[start of Extracted material]

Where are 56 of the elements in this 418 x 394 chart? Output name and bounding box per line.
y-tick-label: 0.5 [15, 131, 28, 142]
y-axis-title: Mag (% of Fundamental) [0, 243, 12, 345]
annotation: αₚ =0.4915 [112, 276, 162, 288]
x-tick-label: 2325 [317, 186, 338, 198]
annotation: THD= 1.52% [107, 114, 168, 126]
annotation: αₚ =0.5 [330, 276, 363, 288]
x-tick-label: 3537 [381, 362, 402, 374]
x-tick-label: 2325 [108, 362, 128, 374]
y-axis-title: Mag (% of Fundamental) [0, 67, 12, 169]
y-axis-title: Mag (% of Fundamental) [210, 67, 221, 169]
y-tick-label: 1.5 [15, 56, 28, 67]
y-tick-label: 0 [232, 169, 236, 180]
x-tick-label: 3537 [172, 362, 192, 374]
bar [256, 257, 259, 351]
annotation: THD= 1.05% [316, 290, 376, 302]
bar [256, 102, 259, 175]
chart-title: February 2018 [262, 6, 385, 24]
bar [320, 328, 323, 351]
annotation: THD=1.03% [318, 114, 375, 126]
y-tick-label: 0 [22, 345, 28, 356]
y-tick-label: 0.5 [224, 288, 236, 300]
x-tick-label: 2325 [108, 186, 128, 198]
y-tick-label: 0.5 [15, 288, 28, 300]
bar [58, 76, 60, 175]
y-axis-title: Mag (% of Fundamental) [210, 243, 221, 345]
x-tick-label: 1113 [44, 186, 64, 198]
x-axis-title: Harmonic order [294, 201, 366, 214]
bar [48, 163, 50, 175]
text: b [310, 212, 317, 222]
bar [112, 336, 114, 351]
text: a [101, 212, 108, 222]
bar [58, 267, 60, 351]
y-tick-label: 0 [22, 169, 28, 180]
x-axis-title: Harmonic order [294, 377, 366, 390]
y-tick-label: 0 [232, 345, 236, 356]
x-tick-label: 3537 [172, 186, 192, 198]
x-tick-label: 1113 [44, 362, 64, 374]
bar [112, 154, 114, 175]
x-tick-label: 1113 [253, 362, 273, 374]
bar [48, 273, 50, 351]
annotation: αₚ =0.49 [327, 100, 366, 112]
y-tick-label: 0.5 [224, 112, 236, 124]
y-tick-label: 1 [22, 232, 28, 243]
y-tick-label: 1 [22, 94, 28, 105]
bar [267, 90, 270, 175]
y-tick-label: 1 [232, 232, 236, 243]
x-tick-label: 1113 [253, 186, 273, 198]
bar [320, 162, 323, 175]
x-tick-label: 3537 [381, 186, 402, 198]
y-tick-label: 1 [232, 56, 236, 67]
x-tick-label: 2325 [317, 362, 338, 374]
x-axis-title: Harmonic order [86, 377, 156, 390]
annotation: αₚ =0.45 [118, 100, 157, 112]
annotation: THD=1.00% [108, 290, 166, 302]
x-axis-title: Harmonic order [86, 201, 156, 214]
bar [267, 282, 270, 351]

[end of Extracted material]

-- What the exercise asks --
Collect every line above that contains the string "chart". Case counts.

-- Worked solution --
Where are 56 of the elements in this 418 x 394 chart? Output name and bounding box per line.
chart-title: February 2018 [262, 6, 385, 24]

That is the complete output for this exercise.